*Items from a figure collection*.
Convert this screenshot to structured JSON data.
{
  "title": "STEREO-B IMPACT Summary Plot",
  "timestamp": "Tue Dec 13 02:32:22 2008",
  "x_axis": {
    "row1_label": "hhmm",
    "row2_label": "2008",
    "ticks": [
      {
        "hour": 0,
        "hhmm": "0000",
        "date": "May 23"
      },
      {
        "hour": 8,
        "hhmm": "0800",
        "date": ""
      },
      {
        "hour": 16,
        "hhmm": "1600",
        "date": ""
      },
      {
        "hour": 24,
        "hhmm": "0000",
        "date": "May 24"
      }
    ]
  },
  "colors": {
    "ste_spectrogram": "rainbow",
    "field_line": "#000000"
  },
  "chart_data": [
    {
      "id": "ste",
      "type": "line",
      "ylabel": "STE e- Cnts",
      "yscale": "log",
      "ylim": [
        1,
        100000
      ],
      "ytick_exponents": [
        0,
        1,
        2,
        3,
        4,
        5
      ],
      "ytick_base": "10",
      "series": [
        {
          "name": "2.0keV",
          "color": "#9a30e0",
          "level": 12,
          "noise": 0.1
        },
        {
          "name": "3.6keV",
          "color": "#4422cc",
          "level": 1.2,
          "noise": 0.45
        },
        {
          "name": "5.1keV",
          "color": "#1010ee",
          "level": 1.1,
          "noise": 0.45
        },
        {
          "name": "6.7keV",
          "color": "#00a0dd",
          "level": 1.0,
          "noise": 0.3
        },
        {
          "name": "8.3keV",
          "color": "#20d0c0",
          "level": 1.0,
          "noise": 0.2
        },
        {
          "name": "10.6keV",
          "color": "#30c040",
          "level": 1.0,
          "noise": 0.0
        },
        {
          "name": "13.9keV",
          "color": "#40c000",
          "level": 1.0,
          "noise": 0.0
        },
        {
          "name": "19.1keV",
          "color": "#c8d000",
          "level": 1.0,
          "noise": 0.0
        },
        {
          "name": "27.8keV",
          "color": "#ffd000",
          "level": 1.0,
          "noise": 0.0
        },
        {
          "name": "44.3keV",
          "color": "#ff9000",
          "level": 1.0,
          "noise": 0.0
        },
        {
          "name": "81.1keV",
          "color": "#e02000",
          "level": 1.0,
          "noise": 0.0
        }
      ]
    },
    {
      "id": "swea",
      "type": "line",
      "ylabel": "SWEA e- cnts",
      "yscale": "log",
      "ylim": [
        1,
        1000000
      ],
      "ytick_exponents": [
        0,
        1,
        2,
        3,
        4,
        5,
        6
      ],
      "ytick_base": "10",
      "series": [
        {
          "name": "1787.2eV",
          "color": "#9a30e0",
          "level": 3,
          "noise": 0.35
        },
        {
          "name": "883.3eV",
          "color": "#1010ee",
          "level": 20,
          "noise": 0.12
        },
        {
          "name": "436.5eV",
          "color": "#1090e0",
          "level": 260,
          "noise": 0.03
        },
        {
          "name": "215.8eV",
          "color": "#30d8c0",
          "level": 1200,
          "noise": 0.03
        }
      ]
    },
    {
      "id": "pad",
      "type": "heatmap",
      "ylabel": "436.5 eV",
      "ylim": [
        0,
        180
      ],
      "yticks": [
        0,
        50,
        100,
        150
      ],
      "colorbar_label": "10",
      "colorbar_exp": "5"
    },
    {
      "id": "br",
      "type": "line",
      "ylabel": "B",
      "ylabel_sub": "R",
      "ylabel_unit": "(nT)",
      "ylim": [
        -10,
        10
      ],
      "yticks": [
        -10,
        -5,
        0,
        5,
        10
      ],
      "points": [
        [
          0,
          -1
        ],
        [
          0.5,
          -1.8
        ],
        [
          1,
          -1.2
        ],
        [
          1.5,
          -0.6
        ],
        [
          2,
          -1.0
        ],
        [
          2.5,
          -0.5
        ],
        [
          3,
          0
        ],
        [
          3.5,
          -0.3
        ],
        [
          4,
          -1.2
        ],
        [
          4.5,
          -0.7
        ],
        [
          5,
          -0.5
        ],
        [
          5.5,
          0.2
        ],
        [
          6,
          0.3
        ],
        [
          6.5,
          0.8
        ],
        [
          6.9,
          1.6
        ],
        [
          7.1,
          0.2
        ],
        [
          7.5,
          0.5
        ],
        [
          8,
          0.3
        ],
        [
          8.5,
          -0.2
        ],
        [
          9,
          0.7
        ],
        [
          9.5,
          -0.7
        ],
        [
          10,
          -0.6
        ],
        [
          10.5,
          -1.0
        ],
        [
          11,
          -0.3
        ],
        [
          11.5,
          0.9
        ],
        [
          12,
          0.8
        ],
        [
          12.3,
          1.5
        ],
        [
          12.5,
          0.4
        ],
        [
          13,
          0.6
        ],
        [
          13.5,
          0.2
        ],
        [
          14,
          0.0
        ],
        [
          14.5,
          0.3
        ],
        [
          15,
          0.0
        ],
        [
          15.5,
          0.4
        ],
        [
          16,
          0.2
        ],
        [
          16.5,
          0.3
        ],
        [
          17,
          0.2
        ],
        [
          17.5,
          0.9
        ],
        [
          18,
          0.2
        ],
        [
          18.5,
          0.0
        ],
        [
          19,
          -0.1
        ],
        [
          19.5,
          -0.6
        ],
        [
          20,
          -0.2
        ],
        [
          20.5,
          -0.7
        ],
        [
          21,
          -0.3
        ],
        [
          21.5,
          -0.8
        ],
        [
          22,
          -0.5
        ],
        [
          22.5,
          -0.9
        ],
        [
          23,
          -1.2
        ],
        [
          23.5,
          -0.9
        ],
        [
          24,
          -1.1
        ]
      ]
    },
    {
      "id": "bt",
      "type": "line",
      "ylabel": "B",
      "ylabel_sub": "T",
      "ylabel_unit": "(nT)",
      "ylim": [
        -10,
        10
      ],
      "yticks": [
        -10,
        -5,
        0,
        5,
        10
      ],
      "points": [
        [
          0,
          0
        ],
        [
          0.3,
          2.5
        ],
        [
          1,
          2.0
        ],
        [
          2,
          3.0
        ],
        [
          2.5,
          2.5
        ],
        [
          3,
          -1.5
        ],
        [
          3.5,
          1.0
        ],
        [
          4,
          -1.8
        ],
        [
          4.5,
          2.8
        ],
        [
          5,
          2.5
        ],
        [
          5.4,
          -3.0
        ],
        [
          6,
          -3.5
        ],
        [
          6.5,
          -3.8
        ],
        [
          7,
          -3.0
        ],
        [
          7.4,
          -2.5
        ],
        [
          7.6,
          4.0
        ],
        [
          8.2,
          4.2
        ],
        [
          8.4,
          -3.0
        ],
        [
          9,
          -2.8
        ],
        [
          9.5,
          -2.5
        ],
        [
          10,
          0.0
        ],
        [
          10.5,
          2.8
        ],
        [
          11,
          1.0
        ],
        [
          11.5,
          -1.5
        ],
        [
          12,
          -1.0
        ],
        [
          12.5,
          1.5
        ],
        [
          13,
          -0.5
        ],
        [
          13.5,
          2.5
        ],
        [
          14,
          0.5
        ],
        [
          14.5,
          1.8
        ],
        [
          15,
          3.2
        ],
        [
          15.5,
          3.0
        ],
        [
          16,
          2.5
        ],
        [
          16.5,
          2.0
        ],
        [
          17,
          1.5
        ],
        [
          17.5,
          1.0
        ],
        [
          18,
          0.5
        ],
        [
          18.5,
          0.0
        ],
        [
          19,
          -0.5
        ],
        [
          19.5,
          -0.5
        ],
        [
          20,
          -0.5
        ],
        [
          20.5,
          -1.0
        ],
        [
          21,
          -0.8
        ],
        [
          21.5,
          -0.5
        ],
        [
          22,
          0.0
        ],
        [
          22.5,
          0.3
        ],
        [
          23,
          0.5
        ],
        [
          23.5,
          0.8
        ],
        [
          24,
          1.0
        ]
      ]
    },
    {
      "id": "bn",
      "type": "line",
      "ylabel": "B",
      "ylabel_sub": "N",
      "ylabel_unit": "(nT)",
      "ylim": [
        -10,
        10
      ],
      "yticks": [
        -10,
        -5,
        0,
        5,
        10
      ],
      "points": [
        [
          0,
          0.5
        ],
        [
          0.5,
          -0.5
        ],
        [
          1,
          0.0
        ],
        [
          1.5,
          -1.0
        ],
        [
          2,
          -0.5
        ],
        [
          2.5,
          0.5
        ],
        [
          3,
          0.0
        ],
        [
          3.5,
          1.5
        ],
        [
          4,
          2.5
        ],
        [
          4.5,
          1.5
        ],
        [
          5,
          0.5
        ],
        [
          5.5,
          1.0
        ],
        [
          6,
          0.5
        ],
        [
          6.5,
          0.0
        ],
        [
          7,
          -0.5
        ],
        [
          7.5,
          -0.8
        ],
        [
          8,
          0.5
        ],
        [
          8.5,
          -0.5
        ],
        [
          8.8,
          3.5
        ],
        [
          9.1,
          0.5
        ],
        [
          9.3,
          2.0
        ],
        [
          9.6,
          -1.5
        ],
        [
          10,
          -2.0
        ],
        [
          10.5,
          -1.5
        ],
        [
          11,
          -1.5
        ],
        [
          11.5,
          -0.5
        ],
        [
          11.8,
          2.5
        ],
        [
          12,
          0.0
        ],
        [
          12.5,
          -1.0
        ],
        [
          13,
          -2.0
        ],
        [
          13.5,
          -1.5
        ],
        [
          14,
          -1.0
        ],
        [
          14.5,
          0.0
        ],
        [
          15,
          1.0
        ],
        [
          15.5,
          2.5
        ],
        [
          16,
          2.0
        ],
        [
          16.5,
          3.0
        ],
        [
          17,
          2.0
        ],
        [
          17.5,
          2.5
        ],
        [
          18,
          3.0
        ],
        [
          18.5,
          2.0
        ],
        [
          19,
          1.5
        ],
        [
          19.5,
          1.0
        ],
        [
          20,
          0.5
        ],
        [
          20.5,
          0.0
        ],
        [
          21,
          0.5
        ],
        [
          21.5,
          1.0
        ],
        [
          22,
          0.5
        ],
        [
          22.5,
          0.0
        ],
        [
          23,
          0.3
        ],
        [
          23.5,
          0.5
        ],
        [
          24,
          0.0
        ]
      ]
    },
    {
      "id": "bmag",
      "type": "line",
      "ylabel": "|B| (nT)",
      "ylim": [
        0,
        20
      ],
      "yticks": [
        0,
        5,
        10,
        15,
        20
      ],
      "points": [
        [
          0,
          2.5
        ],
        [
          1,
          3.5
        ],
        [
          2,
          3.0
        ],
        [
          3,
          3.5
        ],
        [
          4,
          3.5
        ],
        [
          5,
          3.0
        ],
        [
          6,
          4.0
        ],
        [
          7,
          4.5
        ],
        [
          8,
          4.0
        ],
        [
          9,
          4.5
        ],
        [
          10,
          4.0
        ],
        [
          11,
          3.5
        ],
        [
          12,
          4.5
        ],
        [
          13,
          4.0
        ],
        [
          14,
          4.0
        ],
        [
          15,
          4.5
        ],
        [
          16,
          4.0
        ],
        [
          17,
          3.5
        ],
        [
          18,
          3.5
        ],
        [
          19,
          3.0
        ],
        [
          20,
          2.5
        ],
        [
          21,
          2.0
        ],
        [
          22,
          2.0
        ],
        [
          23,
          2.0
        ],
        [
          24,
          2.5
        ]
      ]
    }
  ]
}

*Problem description*. Find the string "hhmm" in the records, then copy each line where it occurs.

*Exercise answer*.
    "row1_label": "hhmm",
        "hhmm": "0000",
        "hhmm": "0800",
        "hhmm": "1600",
        "hhmm": "0000",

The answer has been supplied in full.